Problem details:
Using the listing below, copy every line that mentions "Country".

**** Data lines

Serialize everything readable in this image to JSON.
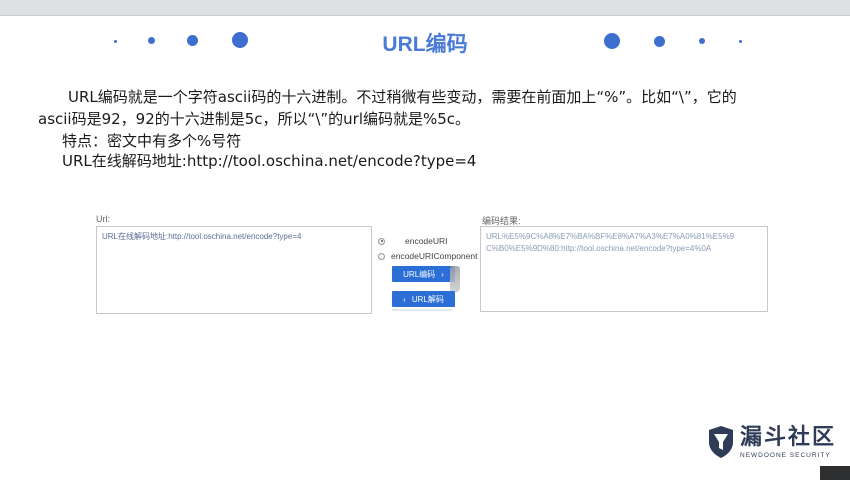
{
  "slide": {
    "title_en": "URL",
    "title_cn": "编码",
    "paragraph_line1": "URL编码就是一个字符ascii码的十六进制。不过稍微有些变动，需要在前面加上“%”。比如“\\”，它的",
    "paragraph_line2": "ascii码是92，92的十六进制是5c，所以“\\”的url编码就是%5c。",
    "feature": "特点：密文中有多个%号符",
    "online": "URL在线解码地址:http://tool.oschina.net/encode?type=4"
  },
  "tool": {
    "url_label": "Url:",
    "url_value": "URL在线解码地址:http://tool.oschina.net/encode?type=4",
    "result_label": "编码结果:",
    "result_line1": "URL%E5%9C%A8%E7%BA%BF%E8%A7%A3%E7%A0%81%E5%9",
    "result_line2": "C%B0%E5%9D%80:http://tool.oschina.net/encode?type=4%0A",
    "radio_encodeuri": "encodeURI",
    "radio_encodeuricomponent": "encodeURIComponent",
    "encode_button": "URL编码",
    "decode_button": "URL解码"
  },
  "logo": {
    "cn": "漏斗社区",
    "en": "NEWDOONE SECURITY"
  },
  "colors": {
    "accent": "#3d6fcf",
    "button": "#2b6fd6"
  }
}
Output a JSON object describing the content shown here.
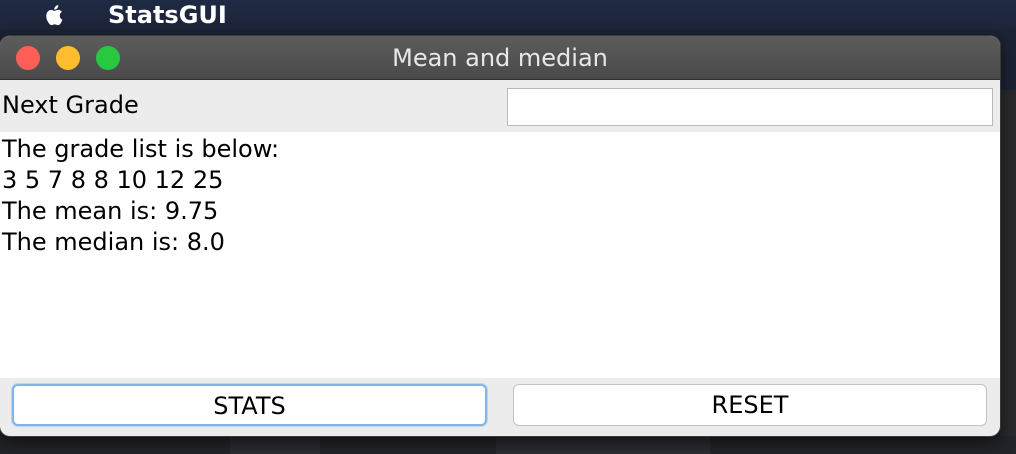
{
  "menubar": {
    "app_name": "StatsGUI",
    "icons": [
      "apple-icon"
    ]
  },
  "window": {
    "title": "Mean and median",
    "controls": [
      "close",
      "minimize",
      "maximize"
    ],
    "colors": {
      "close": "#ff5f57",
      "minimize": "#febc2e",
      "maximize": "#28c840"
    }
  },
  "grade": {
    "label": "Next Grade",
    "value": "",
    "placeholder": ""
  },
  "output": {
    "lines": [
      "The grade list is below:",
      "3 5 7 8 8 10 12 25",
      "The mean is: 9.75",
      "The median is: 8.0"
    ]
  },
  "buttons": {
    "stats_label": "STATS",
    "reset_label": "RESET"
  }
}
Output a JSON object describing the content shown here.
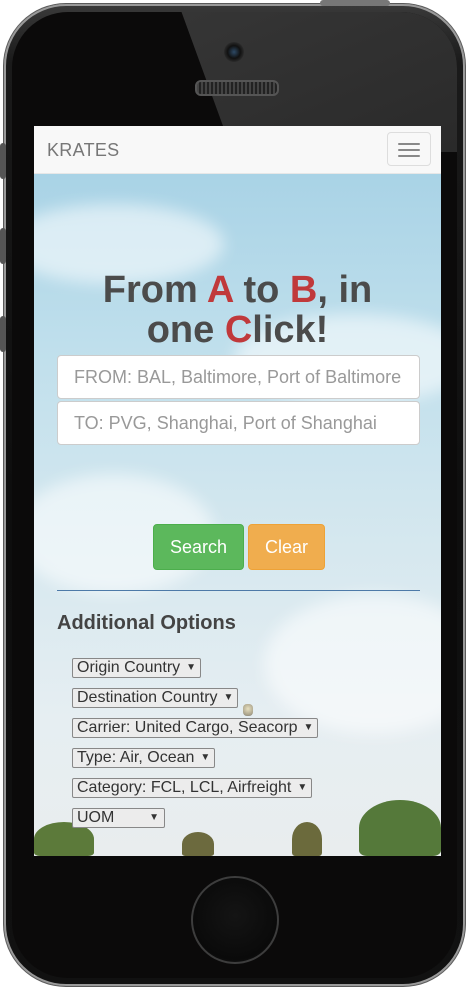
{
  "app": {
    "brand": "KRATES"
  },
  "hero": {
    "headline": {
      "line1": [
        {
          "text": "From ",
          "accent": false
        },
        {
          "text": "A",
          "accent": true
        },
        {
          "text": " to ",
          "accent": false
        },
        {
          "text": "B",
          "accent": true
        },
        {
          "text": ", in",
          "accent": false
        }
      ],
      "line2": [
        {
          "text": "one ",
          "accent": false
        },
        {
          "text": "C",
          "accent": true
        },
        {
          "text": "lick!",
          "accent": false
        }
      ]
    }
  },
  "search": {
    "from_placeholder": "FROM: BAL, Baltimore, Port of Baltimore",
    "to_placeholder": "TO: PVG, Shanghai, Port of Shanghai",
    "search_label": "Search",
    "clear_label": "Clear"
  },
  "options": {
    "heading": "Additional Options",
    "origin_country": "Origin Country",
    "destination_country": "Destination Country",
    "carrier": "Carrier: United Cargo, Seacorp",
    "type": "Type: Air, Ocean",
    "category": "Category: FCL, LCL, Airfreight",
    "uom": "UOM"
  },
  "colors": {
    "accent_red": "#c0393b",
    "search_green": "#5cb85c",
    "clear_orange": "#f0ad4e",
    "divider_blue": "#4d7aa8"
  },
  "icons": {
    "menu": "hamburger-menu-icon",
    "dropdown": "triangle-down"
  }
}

********
**** Data lines

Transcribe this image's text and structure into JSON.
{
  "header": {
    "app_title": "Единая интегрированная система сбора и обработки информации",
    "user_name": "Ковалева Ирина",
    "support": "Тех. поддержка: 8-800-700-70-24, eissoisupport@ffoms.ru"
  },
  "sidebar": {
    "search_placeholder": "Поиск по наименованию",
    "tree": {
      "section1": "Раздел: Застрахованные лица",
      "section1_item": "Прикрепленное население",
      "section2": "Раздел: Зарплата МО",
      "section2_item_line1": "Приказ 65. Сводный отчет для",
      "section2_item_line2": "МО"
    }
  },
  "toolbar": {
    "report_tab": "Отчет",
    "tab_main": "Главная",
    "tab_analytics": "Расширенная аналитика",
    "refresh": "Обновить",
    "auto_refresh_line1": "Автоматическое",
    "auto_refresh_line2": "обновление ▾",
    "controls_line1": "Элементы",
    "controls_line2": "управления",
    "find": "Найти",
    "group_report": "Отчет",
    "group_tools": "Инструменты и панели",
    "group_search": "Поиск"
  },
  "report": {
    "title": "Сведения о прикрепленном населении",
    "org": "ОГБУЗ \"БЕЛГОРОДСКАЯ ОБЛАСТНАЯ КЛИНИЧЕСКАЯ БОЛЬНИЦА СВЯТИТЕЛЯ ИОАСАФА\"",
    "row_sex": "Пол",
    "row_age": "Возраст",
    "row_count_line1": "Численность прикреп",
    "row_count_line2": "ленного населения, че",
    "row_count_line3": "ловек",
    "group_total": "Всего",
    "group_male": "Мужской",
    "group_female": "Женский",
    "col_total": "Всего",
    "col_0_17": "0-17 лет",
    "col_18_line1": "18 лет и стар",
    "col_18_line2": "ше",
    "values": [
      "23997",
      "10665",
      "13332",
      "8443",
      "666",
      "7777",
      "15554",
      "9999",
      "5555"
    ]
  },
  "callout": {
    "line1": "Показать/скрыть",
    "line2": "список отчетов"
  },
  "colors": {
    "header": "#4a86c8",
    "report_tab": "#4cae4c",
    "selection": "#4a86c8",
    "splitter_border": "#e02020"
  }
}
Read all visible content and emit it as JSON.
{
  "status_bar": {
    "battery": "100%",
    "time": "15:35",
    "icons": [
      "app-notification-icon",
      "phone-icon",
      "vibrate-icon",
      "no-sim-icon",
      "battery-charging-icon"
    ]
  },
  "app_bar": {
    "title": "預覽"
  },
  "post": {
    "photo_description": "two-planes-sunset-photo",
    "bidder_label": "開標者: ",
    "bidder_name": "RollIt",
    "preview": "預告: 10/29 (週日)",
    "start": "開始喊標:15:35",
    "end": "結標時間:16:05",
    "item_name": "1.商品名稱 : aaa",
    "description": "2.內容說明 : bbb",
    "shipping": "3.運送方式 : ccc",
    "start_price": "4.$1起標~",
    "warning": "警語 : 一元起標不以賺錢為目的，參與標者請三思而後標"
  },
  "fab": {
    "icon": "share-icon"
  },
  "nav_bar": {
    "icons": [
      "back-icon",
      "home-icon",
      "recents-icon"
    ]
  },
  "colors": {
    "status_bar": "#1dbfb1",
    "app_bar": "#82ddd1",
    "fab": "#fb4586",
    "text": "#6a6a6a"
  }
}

********
**** Data lines

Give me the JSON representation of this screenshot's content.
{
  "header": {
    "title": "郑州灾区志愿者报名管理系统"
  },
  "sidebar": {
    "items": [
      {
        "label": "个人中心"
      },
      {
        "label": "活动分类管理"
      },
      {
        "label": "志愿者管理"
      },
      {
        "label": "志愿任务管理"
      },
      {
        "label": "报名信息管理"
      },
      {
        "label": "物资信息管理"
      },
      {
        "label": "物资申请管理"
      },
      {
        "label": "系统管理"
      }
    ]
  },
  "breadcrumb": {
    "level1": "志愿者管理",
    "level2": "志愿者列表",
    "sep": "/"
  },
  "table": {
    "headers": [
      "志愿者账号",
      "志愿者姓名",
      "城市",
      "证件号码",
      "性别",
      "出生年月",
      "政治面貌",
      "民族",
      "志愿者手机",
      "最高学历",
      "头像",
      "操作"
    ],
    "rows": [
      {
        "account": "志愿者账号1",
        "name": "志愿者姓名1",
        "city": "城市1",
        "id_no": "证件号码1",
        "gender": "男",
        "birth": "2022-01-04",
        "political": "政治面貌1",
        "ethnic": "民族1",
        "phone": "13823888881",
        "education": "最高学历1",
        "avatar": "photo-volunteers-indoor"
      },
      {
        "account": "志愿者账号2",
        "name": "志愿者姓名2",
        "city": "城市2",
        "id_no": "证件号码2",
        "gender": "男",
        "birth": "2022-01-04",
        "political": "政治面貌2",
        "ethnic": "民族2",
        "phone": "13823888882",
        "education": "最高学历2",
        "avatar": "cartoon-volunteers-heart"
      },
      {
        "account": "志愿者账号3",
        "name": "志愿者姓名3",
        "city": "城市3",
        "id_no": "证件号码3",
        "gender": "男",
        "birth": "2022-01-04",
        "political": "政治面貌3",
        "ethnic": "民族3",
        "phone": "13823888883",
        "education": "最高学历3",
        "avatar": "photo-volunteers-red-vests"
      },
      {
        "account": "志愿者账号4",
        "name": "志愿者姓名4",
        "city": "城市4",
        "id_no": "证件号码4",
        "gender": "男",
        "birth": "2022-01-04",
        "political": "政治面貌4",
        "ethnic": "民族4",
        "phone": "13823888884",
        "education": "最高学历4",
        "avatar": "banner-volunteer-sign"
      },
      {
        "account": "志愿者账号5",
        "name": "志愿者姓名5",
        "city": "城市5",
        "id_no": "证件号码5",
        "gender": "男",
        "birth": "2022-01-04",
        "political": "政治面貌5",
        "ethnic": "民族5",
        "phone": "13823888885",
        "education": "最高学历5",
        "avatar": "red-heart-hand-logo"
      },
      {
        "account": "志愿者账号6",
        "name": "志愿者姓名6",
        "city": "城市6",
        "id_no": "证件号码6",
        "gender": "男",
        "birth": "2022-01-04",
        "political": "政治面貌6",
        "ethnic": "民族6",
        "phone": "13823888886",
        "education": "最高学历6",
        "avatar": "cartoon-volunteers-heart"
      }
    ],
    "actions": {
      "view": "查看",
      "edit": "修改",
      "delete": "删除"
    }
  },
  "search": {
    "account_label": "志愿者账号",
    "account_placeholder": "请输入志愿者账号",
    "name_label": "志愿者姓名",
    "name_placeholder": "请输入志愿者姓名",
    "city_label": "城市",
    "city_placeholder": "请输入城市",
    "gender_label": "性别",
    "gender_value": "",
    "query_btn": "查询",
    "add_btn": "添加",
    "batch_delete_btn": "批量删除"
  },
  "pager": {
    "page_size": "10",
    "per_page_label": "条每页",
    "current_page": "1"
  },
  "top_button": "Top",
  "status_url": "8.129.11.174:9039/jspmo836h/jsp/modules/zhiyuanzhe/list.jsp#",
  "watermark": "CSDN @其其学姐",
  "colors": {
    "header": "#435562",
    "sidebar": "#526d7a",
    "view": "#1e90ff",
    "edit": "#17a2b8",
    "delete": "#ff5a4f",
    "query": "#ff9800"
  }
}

********

The solution:
    "origin_country": "Origin Country",
    "destination_country": "Destination Country",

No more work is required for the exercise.